#### Texto fornecido:
■ ■ ■

A arte de fazer escolhas
Para Mirri Lobo, o acesso às músicas tornou-se facilitado, os discos já não se vendem como dantes e não há quem promova a música. O mercado e o público já não são os mesmos. Mas os artistas não querem parar.
“Muitas vezes, têm de ser os artistas a avançar”, diz o cantor. E vão avançando, vão fazendo pela vida, a solo ou em dueto. Mas também em trio, em encontros de gerações como esse que Mirri (63 anos) protagonizou na semana passada, no Auditório Nacional, ladeado por Jenifer Solidade (38) e Zul Alves (25). “Estamos a ensaiar, por isso tem sido muito interessante”, assegurou ao A NAÇÃO.
Uma noite em que, com Zul Alves, Mirri procurou a fusão do tradicional com tendências actuais, a partir de composições de grandes nomes da música cabo-verdiana, como Orlando Pantera, Paulino Vieira, Zezé di Nha Reinalda, entre outros; em Jenifer, o desabrochar de musicalidade, a vastidão e a calmaria necessárias à profunda reflexão assente na mudança. A tal esperança num futuro musical melhor.
O Primo do Ildo
Mirri é mais um Lobo, primo directo do Ildo (RIP), o dono da voz aberta e potente. Emílio Rito de Sousa Lobo é o seu nome, também ele cantor e intérprete de morna e coladeira. É o vencedor nº1 do concurso de música “Todo Mundo Canta”, no Sal, no limiar dos anos 80, e que depois viríamos a conhecer no Parque 5 de Julho, na Praia, na finalíssima de 1982, numa das noites tórridas dos concursos então organizados a nível de todo Cabo Verde. Para quem não se lembra, na altura trouxe “Bela” (de Nazário Fortes, do álbum “Alma e Violão” – 1987) para o certame, um verdadeiro hino ao amor, que lhe valeria o segundo galardão nacional dessa noite, aos 22 anos.

■ ■ ■

Registos de paginação
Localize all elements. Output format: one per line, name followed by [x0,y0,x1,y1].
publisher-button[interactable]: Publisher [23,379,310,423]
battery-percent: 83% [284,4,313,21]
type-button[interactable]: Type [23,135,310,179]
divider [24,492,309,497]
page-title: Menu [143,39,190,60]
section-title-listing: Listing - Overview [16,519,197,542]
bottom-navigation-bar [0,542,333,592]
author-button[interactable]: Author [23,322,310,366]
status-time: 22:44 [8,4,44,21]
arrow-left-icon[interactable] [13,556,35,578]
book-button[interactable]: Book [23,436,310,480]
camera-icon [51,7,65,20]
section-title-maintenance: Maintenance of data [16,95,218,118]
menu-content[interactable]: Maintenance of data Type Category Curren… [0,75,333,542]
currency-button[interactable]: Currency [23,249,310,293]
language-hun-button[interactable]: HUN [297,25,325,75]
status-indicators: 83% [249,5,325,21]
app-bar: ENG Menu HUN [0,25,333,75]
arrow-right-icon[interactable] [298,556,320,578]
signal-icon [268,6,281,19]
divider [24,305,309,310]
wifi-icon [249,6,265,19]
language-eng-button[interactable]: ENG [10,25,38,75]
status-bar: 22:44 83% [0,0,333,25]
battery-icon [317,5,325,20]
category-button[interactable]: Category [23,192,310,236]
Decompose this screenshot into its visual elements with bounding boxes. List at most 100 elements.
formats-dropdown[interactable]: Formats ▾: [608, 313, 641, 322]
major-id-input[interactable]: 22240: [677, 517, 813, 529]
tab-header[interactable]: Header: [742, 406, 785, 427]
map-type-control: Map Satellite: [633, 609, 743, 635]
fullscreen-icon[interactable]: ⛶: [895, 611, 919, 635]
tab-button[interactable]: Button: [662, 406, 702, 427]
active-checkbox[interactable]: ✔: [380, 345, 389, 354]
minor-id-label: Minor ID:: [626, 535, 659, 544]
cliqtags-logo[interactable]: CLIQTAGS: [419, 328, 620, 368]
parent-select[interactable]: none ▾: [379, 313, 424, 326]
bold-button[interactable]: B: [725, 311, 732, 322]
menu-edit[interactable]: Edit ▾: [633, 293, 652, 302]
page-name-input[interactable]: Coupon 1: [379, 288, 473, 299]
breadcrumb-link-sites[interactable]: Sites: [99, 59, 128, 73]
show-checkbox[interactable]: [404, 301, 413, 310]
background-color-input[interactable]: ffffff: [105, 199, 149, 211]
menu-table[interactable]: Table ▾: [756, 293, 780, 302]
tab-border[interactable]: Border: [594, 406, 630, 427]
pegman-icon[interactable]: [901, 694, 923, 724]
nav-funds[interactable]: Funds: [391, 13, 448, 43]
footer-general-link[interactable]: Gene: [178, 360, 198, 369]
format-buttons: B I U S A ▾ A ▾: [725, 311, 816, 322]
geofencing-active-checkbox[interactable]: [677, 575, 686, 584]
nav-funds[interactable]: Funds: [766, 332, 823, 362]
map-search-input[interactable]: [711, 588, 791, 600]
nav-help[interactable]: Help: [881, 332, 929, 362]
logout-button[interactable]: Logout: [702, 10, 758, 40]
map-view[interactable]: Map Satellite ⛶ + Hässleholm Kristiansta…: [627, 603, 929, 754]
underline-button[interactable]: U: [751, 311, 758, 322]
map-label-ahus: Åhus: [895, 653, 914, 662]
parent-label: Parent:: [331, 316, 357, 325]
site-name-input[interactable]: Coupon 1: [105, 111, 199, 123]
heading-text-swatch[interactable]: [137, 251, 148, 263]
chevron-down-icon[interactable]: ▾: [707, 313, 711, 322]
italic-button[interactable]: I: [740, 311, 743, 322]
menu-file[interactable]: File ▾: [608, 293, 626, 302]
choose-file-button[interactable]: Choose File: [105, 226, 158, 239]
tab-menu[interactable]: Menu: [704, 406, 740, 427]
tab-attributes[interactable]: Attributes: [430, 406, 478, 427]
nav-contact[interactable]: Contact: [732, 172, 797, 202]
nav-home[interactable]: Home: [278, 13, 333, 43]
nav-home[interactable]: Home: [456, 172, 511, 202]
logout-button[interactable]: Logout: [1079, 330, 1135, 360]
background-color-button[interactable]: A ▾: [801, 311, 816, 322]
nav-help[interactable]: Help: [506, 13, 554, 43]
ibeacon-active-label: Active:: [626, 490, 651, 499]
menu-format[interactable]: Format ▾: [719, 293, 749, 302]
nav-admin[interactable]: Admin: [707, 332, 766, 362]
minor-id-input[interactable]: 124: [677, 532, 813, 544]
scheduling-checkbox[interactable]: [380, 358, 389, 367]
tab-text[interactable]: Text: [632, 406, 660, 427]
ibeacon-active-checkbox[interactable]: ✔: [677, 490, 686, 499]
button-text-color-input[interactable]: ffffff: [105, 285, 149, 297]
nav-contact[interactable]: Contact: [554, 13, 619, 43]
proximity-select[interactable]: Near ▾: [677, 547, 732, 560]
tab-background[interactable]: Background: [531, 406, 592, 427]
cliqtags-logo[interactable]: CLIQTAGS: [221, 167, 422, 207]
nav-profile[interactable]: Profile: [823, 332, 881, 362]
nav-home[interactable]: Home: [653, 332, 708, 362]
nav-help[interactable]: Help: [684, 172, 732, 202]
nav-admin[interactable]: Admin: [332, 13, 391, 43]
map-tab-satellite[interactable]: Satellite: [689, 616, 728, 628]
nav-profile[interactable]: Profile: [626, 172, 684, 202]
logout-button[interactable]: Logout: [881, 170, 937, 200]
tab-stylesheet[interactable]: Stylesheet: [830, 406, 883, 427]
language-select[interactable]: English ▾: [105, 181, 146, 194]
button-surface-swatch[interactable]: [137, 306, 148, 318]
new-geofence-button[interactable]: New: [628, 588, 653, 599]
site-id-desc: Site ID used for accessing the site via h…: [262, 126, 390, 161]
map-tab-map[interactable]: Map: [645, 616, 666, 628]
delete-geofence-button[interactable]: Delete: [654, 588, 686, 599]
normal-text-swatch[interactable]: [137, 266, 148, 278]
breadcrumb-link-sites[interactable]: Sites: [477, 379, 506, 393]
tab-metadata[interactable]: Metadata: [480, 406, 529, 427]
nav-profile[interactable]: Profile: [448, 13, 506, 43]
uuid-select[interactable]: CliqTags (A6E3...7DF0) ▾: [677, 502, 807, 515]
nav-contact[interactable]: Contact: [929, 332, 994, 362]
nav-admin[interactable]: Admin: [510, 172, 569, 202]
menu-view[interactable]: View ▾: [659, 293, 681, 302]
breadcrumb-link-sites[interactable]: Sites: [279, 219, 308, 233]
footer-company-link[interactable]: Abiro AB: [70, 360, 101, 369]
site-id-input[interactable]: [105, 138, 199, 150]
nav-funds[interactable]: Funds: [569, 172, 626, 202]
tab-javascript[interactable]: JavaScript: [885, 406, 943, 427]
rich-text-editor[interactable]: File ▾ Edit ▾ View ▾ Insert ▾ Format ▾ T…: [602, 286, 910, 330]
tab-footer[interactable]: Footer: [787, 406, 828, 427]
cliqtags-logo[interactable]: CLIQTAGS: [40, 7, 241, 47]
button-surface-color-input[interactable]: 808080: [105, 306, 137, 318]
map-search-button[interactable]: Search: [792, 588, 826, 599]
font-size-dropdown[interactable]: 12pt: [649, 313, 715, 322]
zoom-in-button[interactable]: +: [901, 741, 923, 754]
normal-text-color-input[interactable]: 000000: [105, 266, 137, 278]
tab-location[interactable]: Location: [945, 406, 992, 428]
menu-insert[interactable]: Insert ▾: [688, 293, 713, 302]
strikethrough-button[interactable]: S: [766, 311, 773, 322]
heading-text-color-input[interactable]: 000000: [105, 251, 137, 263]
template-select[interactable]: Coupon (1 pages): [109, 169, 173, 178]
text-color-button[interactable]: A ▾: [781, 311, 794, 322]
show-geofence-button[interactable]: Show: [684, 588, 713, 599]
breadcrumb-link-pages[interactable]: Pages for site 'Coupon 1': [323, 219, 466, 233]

■ ■ ■

#### As suas tarefas:
• 1. Reproduza o texto sobre Mirri Lobo, desde "A arte de fazer" até "ao A NAÇÃO.", sem alterar nada.
• 2. No texto sobre Mirri Lobo, qual é o nome completo do cantor?

#### Soluções dos exercícios:
• 1.
A arte de fazer escolhas
Para Mirri Lobo, o acesso às músicas tornou-se facilitado, os discos já não se vendem como dantes e não há quem promova a música. O mercado e o público já não são os mesmos. Mas os artistas não querem parar.
“Muitas vezes, têm de ser os artistas a avançar”, diz o cantor. E vão avançando, vão fazendo pela vida, a solo ou em dueto. Mas também em trio, em encontros de gerações como esse que Mirri (63 anos) protagonizou na semana passada, no Auditório Nacional, ladeado por Jenifer Solidade (38) e Zul Alves (25). “Estamos a ensaiar, por isso tem sido muito interessante”, assegurou ao A NAÇÃO.

• 2. Emílio Rito de Sousa Lobo.